- _GIVEN EXERCISE_
Each record must be reproduced exactly as it is shown.

- _STORED DATA_
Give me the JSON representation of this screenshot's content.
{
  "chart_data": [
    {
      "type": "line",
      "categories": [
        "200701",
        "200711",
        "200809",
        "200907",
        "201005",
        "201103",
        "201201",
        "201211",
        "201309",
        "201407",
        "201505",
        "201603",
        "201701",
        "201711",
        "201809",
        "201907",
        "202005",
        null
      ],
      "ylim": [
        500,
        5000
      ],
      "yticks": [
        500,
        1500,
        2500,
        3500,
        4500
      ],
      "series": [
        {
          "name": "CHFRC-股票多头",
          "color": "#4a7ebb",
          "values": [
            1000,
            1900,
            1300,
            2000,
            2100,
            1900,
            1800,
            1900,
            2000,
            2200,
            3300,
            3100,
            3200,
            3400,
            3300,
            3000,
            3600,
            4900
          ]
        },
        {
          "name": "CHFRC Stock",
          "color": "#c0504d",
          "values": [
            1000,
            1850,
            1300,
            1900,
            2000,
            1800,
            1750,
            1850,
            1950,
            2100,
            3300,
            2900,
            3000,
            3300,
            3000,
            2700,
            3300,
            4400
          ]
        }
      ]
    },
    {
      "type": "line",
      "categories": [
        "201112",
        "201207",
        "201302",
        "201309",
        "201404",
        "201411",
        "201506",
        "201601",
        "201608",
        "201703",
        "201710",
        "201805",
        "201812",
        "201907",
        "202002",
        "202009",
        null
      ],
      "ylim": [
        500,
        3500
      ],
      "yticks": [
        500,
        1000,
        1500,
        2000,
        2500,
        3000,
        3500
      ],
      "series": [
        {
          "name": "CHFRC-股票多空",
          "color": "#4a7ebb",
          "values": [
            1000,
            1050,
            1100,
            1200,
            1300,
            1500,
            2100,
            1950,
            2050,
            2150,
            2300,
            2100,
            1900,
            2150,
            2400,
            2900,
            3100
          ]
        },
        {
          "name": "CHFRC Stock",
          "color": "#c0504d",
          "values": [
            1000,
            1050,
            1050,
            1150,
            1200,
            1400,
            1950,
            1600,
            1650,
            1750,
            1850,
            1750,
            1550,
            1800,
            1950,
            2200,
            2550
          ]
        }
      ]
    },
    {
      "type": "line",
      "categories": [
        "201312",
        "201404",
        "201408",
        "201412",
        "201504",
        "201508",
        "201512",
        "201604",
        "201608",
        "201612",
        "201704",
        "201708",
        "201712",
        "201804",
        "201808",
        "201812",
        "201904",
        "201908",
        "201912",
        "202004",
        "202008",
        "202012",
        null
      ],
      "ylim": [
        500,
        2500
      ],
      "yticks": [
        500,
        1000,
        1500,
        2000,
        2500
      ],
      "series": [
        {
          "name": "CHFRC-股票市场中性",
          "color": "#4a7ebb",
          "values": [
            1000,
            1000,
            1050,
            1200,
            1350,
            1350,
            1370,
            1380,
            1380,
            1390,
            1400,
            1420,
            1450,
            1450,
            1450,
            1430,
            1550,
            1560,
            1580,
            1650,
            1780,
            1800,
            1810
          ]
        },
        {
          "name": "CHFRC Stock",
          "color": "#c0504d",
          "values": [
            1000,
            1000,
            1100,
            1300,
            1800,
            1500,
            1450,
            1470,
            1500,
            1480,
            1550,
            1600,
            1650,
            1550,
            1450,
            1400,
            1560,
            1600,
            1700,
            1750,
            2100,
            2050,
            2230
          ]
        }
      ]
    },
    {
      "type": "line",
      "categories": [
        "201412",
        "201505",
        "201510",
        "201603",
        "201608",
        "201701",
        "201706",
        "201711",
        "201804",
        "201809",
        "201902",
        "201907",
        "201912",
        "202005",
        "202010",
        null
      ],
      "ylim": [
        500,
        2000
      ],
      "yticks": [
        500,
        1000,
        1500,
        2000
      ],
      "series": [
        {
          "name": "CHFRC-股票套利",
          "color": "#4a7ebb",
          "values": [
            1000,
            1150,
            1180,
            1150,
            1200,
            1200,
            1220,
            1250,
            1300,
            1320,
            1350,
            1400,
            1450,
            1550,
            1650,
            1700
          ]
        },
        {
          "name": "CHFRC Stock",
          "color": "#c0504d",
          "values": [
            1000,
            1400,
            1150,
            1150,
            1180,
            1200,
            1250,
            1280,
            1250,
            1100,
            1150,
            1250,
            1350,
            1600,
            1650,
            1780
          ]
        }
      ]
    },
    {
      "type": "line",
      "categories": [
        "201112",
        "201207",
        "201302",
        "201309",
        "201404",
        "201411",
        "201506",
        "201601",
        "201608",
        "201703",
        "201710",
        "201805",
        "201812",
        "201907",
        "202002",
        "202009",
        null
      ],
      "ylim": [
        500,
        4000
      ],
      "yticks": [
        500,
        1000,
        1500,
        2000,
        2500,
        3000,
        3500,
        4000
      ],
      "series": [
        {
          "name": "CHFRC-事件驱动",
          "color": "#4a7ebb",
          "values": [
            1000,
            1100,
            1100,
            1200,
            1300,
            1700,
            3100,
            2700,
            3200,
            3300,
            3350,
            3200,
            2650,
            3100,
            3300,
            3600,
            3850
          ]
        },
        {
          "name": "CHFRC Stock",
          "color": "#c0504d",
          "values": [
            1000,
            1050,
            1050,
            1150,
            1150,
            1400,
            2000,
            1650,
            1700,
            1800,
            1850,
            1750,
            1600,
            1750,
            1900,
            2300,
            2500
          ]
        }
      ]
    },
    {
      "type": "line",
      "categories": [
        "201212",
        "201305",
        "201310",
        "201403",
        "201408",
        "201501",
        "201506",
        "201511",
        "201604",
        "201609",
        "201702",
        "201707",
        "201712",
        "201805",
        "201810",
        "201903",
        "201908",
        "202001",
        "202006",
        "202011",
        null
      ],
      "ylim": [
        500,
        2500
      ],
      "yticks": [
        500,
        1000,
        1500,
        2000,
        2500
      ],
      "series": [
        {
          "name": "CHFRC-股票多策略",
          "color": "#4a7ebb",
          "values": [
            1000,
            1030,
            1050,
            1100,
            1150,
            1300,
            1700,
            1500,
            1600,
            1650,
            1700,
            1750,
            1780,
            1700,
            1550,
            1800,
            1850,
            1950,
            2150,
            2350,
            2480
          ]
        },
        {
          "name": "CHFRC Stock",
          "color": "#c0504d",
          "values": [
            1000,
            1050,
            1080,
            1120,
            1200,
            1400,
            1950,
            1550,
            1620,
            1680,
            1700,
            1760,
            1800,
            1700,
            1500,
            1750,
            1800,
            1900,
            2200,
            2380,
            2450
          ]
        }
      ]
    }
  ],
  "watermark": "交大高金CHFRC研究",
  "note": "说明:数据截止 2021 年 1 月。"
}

- _RESPONSE_
Give me the JSON representation of this screenshot's content.
{
  "chart_data": [
    {
      "type": "line",
      "categories": [
        "200701",
        "200711",
        "200809",
        "200907",
        "201005",
        "201103",
        "201201",
        "201211",
        "201309",
        "201407",
        "201505",
        "201603",
        "201701",
        "201711",
        "201809",
        "201907",
        "202005",
        null
      ],
      "ylim": [
        500,
        5000
      ],
      "yticks": [
        500,
        1500,
        2500,
        3500,
        4500
      ],
      "series": [
        {
          "name": "CHFRC-股票多头",
          "color": "#4a7ebb",
          "values": [
            1000,
            1900,
            1300,
            2000,
            2100,
            1900,
            1800,
            1900,
            2000,
            2200,
            3300,
            3100,
            3200,
            3400,
            3300,
            3000,
            3600,
            4900
          ]
        },
        {
          "name": "CHFRC Stock",
          "color": "#c0504d",
          "values": [
            1000,
            1850,
            1300,
            1900,
            2000,
            1800,
            1750,
            1850,
            1950,
            2100,
            3300,
            2900,
            3000,
            3300,
            3000,
            2700,
            3300,
            4400
          ]
        }
      ]
    },
    {
      "type": "line",
      "categories": [
        "201112",
        "201207",
        "201302",
        "201309",
        "201404",
        "201411",
        "201506",
        "201601",
        "201608",
        "201703",
        "201710",
        "201805",
        "201812",
        "201907",
        "202002",
        "202009",
        null
      ],
      "ylim": [
        500,
        3500
      ],
      "yticks": [
        500,
        1000,
        1500,
        2000,
        2500,
        3000,
        3500
      ],
      "series": [
        {
          "name": "CHFRC-股票多空",
          "color": "#4a7ebb",
          "values": [
            1000,
            1050,
            1100,
            1200,
            1300,
            1500,
            2100,
            1950,
            2050,
            2150,
            2300,
            2100,
            1900,
            2150,
            2400,
            2900,
            3100
          ]
        },
        {
          "name": "CHFRC Stock",
          "color": "#c0504d",
          "values": [
            1000,
            1050,
            1050,
            1150,
            1200,
            1400,
            1950,
            1600,
            1650,
            1750,
            1850,
            1750,
            1550,
            1800,
            1950,
            2200,
            2550
          ]
        }
      ]
    },
    {
      "type": "line",
      "categories": [
        "201312",
        "201404",
        "201408",
        "201412",
        "201504",
        "201508",
        "201512",
        "201604",
        "201608",
        "201612",
        "201704",
        "201708",
        "201712",
        "201804",
        "201808",
        "201812",
        "201904",
        "201908",
        "201912",
        "202004",
        "202008",
        "202012",
        null
      ],
      "ylim": [
        500,
        2500
      ],
      "yticks": [
        500,
        1000,
        1500,
        2000,
        2500
      ],
      "series": [
        {
          "name": "CHFRC-股票市场中性",
          "color": "#4a7ebb",
          "values": [
            1000,
            1000,
            1050,
            1200,
            1350,
            1350,
            1370,
            1380,
            1380,
            1390,
            1400,
            1420,
            1450,
            1450,
            1450,
            1430,
            1550,
            1560,
            1580,
            1650,
            1780,
            1800,
            1810
          ]
        },
        {
          "name": "CHFRC Stock",
          "color": "#c0504d",
          "values": [
            1000,
            1000,
            1100,
            1300,
            1800,
            1500,
            1450,
            1470,
            1500,
            1480,
            1550,
            1600,
            1650,
            1550,
            1450,
            1400,
            1560,
            1600,
            1700,
            1750,
            2100,
            2050,
            2230
          ]
        }
      ]
    },
    {
      "type": "line",
      "categories": [
        "201412",
        "201505",
        "201510",
        "201603",
        "201608",
        "201701",
        "201706",
        "201711",
        "201804",
        "201809",
        "201902",
        "201907",
        "201912",
        "202005",
        "202010",
        null
      ],
      "ylim": [
        500,
        2000
      ],
      "yticks": [
        500,
        1000,
        1500,
        2000
      ],
      "series": [
        {
          "name": "CHFRC-股票套利",
          "color": "#4a7ebb",
          "values": [
            1000,
            1150,
            1180,
            1150,
            1200,
            1200,
            1220,
            1250,
            1300,
            1320,
            1350,
            1400,
            1450,
            1550,
            1650,
            1700
          ]
        },
        {
          "name": "CHFRC Stock",
          "color": "#c0504d",
          "values": [
            1000,
            1400,
            1150,
            1150,
            1180,
            1200,
            1250,
            1280,
            1250,
            1100,
            1150,
            1250,
            1350,
            1600,
            1650,
            1780
          ]
        }
      ]
    },
    {
      "type": "line",
      "categories": [
        "201112",
        "201207",
        "201302",
        "201309",
        "201404",
        "201411",
        "201506",
        "201601",
        "201608",
        "201703",
        "201710",
        "201805",
        "201812",
        "201907",
        "202002",
        "202009",
        null
      ],
      "ylim": [
        500,
        4000
      ],
      "yticks": [
        500,
        1000,
        1500,
        2000,
        2500,
        3000,
        3500,
        4000
      ],
      "series": [
        {
          "name": "CHFRC-事件驱动",
          "color": "#4a7ebb",
          "values": [
            1000,
            1100,
            1100,
            1200,
            1300,
            1700,
            3100,
            2700,
            3200,
            3300,
            3350,
            3200,
            2650,
            3100,
            3300,
            3600,
            3850
          ]
        },
        {
          "name": "CHFRC Stock",
          "color": "#c0504d",
          "values": [
            1000,
            1050,
            1050,
            1150,
            1150,
            1400,
            2000,
            1650,
            1700,
            1800,
            1850,
            1750,
            1600,
            1750,
            1900,
            2300,
            2500
          ]
        }
      ]
    },
    {
      "type": "line",
      "categories": [
        "201212",
        "201305",
        "201310",
        "201403",
        "201408",
        "201501",
        "201506",
        "201511",
        "201604",
        "201609",
        "201702",
        "201707",
        "201712",
        "201805",
        "201810",
        "201903",
        "201908",
        "202001",
        "202006",
        "202011",
        null
      ],
      "ylim": [
        500,
        2500
      ],
      "yticks": [
        500,
        1000,
        1500,
        2000,
        2500
      ],
      "series": [
        {
          "name": "CHFRC-股票多策略",
          "color": "#4a7ebb",
          "values": [
            1000,
            1030,
            1050,
            1100,
            1150,
            1300,
            1700,
            1500,
            1600,
            1650,
            1700,
            1750,
            1780,
            1700,
            1550,
            1800,
            1850,
            1950,
            2150,
            2350,
            2480
          ]
        },
        {
          "name": "CHFRC Stock",
          "color": "#c0504d",
          "values": [
            1000,
            1050,
            1080,
            1120,
            1200,
            1400,
            1950,
            1550,
            1620,
            1680,
            1700,
            1760,
            1800,
            1700,
            1500,
            1750,
            1800,
            1900,
            2200,
            2380,
            2450
          ]
        }
      ]
    }
  ],
  "watermark": "交大高金CHFRC研究",
  "note": "说明:数据截止 2021 年 1 月。"
}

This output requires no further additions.